• **The problem**:
Write out each entry, exactly the way it appears.

• **Records shown**:
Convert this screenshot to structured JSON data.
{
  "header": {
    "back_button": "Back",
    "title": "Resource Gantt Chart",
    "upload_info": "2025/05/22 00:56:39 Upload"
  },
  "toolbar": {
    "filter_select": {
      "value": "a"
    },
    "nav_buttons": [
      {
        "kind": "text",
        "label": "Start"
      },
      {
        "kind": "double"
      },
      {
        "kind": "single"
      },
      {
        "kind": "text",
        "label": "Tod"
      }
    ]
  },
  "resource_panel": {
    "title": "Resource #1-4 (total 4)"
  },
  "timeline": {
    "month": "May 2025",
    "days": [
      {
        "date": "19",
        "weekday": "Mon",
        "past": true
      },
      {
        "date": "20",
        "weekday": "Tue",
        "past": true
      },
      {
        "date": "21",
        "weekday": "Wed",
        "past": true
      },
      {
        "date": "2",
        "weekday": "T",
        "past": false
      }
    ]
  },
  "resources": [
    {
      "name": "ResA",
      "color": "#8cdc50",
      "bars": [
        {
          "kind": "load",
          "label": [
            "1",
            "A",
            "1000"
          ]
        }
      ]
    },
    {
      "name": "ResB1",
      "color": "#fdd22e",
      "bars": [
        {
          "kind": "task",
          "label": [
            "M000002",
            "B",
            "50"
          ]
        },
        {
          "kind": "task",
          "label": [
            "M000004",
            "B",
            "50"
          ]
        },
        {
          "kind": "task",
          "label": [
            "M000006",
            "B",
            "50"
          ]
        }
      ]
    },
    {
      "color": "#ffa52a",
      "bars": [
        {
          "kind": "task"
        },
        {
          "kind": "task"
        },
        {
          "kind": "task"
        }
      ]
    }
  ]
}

• **Response for this exercise**:
Convert this screenshot to structured JSON data.
{
  "header": {
    "back_button": "Back",
    "title": "Resource Gantt Chart",
    "upload_info": "2025/05/22 00:56:39 Upload"
  },
  "toolbar": {
    "filter_select": {
      "value": "a"
    },
    "nav_buttons": [
      {
        "kind": "text",
        "label": "Start"
      },
      {
        "kind": "double"
      },
      {
        "kind": "single"
      },
      {
        "kind": "text",
        "label": "Tod"
      }
    ]
  },
  "resource_panel": {
    "title": "Resource #1-4 (total 4)"
  },
  "timeline": {
    "month": "May 2025",
    "days": [
      {
        "date": "19",
        "weekday": "Mon",
        "past": true
      },
      {
        "date": "20",
        "weekday": "Tue",
        "past": true
      },
      {
        "date": "21",
        "weekday": "Wed",
        "past": true
      },
      {
        "date": "2",
        "weekday": "T",
        "past": false
      }
    ]
  },
  "resources": [
    {
      "name": "ResA",
      "color": "#8cdc50",
      "bars": [
        {
          "kind": "load",
          "label": [
            "1",
            "A",
            "1000"
          ]
        }
      ]
    },
    {
      "name": "ResB1",
      "color": "#fdd22e",
      "bars": [
        {
          "kind": "task",
          "label": [
            "M000002",
            "B",
            "50"
          ]
        },
        {
          "kind": "task",
          "label": [
            "M000004",
            "B",
            "50"
          ]
        },
        {
          "kind": "task",
          "label": [
            "M000006",
            "B",
            "50"
          ]
        }
      ]
    },
    {
      "color": "#ffa52a",
      "bars": [
        {
          "kind": "task"
        },
        {
          "kind": "task"
        },
        {
          "kind": "task"
        }
      ]
    }
  ]
}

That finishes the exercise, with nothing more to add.